_Data supplied_:
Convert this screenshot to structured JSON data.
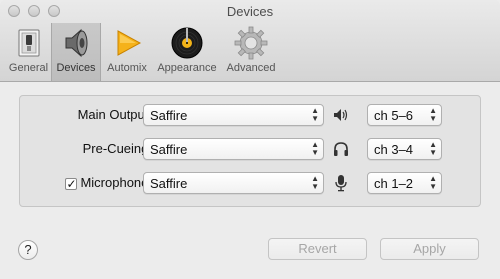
{
  "window": {
    "title": "Devices"
  },
  "toolbar": {
    "items": [
      {
        "label": "General",
        "icon": "switch-icon",
        "selected": false
      },
      {
        "label": "Devices",
        "icon": "speaker-icon",
        "selected": true
      },
      {
        "label": "Automix",
        "icon": "play-icon",
        "selected": false
      },
      {
        "label": "Appearance",
        "icon": "record-icon",
        "selected": false
      },
      {
        "label": "Advanced",
        "icon": "gear-icon",
        "selected": false
      }
    ]
  },
  "rows": [
    {
      "label": "Main Output:",
      "device": "Saffire",
      "icon": "speaker-volume-icon",
      "channel": "ch 5–6"
    },
    {
      "label": "Pre-Cueing:",
      "device": "Saffire",
      "icon": "headphones-icon",
      "channel": "ch 3–4"
    },
    {
      "label": "Microphone:",
      "checked": true,
      "checkmark": "✓",
      "device": "Saffire",
      "icon": "microphone-icon",
      "channel": "ch 1–2"
    }
  ],
  "footer": {
    "help": "?",
    "revert": "Revert",
    "apply": "Apply"
  }
}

_What the task requires_: Repeat each record exactly as shown above, dropping all images.

_Completed exercise_:
Convert this screenshot to structured JSON data.
{
  "window": {
    "title": "Devices"
  },
  "toolbar": {
    "items": [
      {
        "label": "General",
        "icon": "switch-icon",
        "selected": false
      },
      {
        "label": "Devices",
        "icon": "speaker-icon",
        "selected": true
      },
      {
        "label": "Automix",
        "icon": "play-icon",
        "selected": false
      },
      {
        "label": "Appearance",
        "icon": "record-icon",
        "selected": false
      },
      {
        "label": "Advanced",
        "icon": "gear-icon",
        "selected": false
      }
    ]
  },
  "rows": [
    {
      "label": "Main Output:",
      "device": "Saffire",
      "icon": "speaker-volume-icon",
      "channel": "ch 5–6"
    },
    {
      "label": "Pre-Cueing:",
      "device": "Saffire",
      "icon": "headphones-icon",
      "channel": "ch 3–4"
    },
    {
      "label": "Microphone:",
      "checked": true,
      "checkmark": "✓",
      "device": "Saffire",
      "icon": "microphone-icon",
      "channel": "ch 1–2"
    }
  ],
  "footer": {
    "help": "?",
    "revert": "Revert",
    "apply": "Apply"
  }
}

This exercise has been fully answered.